* [TASK TO CARRY OUT]
Keep every line where the word "della" appears; drop the rest.

* [INPUT FOR THIS TASK]
>> Start

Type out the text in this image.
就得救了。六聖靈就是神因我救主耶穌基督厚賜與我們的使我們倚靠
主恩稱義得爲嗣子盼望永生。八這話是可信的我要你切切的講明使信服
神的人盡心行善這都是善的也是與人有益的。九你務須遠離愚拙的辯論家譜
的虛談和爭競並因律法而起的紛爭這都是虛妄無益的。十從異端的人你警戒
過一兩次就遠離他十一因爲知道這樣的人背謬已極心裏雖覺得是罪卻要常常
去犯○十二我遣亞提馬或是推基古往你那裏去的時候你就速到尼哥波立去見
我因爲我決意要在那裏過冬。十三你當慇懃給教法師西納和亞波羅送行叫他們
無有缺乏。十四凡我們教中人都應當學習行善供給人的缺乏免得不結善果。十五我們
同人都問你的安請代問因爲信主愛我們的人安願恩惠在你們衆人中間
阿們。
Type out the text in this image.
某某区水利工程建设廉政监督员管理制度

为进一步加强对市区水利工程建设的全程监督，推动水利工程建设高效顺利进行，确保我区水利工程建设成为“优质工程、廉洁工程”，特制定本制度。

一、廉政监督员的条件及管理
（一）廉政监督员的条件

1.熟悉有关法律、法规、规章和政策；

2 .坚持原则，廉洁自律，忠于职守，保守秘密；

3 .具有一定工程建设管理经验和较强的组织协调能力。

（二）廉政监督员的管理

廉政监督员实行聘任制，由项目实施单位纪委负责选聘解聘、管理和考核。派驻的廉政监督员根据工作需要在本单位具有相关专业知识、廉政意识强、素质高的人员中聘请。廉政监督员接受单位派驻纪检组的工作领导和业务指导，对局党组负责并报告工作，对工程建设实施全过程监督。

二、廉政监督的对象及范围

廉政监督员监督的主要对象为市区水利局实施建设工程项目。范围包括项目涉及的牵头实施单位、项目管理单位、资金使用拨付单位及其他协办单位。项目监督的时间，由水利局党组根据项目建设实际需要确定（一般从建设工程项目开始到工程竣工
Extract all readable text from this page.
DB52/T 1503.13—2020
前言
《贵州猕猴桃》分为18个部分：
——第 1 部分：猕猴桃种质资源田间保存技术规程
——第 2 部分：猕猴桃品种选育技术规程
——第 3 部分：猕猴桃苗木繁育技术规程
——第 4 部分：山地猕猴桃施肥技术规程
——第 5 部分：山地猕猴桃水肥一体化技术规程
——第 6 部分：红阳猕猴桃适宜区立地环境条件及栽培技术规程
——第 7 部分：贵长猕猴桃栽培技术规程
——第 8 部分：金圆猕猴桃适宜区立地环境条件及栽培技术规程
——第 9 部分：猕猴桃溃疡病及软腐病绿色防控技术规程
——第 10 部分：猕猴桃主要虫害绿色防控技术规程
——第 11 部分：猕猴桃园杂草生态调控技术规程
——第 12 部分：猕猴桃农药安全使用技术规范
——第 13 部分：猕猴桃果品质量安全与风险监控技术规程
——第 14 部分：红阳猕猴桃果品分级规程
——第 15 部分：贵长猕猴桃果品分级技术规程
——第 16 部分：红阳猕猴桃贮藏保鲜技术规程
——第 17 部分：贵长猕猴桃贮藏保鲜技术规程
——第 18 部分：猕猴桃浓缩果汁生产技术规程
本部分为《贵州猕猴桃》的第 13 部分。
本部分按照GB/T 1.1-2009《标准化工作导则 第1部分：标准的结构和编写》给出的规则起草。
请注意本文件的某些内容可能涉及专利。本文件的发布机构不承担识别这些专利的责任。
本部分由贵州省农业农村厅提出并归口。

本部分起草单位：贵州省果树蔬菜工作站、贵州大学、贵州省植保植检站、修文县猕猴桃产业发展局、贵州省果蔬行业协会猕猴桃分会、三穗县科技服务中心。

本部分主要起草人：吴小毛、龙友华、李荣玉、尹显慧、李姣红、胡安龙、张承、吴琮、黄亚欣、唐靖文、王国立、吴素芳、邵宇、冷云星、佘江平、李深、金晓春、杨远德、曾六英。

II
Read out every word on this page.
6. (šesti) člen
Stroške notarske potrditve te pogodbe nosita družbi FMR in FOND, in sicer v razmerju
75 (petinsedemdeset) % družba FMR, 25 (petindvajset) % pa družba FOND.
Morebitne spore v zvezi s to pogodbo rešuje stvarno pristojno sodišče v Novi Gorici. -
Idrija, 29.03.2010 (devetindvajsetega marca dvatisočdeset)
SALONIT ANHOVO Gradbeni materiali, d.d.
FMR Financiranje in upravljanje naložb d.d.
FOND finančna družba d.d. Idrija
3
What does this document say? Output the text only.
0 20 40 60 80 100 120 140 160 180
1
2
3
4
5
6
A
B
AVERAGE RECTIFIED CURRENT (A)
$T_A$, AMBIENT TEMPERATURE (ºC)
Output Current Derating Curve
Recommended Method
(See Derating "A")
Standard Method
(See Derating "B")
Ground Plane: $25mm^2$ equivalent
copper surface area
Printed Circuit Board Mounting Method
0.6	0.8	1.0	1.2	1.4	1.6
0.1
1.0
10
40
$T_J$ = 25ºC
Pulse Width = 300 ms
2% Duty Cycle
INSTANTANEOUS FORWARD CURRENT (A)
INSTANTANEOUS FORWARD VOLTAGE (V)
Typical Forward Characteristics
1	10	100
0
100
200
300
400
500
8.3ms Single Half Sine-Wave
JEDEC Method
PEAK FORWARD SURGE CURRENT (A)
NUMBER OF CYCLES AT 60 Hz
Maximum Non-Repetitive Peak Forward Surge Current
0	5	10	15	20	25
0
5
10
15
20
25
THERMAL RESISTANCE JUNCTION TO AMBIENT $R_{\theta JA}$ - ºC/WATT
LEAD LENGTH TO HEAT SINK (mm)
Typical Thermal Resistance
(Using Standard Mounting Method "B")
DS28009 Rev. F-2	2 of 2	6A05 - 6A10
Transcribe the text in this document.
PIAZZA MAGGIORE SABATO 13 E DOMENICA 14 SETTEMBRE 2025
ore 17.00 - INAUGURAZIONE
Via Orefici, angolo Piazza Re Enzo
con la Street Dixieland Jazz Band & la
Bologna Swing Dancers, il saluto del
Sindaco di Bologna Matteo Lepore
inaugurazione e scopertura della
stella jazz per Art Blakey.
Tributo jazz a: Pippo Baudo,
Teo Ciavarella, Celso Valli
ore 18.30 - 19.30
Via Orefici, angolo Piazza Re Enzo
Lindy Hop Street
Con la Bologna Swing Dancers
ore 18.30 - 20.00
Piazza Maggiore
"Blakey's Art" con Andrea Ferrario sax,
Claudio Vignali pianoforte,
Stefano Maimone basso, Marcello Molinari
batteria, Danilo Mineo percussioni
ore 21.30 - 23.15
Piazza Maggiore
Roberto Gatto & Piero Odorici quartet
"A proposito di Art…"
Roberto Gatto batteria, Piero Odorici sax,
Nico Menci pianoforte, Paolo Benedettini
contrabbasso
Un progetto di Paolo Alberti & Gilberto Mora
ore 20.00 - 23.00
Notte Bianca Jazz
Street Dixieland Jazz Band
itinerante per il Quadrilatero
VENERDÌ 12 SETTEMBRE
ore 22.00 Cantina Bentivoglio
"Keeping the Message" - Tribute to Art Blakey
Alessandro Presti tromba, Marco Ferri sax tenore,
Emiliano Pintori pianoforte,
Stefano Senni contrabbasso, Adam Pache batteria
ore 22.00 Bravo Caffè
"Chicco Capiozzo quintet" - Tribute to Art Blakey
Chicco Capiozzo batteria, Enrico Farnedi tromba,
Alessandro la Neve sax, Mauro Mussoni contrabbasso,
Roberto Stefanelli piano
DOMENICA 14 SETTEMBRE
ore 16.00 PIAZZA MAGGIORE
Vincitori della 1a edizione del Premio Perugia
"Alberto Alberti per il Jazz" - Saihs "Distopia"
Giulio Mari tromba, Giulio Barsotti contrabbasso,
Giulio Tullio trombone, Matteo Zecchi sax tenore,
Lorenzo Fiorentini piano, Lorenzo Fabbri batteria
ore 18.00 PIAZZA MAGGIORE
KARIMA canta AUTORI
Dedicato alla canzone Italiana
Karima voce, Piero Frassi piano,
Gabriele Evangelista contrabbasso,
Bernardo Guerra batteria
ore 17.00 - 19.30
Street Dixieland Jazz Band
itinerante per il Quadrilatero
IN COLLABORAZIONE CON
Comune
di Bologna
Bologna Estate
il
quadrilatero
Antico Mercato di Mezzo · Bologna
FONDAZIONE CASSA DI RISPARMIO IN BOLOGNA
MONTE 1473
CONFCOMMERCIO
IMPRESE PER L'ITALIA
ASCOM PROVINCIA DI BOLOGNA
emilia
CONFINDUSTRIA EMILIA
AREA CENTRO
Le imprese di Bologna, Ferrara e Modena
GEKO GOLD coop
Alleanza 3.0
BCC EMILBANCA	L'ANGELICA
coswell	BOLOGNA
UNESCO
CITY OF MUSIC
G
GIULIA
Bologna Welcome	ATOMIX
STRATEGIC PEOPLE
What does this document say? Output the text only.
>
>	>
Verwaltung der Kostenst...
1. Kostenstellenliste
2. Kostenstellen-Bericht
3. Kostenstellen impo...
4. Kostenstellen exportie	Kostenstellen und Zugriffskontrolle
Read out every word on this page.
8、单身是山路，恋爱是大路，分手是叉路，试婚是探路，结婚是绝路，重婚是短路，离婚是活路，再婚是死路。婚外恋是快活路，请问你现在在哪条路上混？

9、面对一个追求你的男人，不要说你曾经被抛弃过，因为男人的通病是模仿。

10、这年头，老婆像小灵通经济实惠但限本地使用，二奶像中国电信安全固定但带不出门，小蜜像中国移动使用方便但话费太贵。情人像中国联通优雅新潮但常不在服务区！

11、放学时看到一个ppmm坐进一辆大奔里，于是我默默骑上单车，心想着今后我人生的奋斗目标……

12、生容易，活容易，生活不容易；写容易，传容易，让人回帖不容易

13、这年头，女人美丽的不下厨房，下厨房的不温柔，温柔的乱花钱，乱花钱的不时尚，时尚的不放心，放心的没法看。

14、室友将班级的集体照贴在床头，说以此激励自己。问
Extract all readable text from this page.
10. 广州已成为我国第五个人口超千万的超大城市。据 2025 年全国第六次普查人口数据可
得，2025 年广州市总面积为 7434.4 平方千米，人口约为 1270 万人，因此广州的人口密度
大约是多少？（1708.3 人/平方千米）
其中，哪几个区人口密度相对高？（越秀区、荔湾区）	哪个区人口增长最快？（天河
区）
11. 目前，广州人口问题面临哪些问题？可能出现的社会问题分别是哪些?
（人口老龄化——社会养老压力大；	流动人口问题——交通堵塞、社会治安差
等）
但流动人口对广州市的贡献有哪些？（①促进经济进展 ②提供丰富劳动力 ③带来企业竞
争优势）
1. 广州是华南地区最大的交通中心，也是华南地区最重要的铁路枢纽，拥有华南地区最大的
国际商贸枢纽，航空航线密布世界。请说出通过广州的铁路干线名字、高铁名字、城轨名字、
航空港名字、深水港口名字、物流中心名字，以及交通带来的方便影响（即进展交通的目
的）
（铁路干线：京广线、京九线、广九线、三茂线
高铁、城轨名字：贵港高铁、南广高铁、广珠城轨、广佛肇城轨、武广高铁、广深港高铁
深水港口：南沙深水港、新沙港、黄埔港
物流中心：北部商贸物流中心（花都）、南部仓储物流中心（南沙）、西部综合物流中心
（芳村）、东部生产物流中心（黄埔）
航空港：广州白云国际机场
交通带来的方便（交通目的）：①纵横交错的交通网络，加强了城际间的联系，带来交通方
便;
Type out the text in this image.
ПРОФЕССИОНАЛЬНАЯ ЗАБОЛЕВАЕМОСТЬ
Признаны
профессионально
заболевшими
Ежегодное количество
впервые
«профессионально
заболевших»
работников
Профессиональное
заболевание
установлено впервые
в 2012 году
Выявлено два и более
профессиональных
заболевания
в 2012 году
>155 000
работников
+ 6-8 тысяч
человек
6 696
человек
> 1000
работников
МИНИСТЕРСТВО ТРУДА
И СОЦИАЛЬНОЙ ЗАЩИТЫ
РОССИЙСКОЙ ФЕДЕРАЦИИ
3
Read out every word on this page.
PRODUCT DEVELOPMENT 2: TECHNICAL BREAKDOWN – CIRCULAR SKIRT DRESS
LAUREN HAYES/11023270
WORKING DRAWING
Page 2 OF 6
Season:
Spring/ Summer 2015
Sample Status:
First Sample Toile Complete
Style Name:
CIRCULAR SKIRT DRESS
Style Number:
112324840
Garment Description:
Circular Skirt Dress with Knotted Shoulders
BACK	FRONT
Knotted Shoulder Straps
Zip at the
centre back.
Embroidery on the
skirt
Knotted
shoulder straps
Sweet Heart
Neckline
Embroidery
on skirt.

>> End

* [RESPONSE TO THE EXERCISE]
inaugurazione e scopertura della
Vincitori della 1a edizione del Premio Perugia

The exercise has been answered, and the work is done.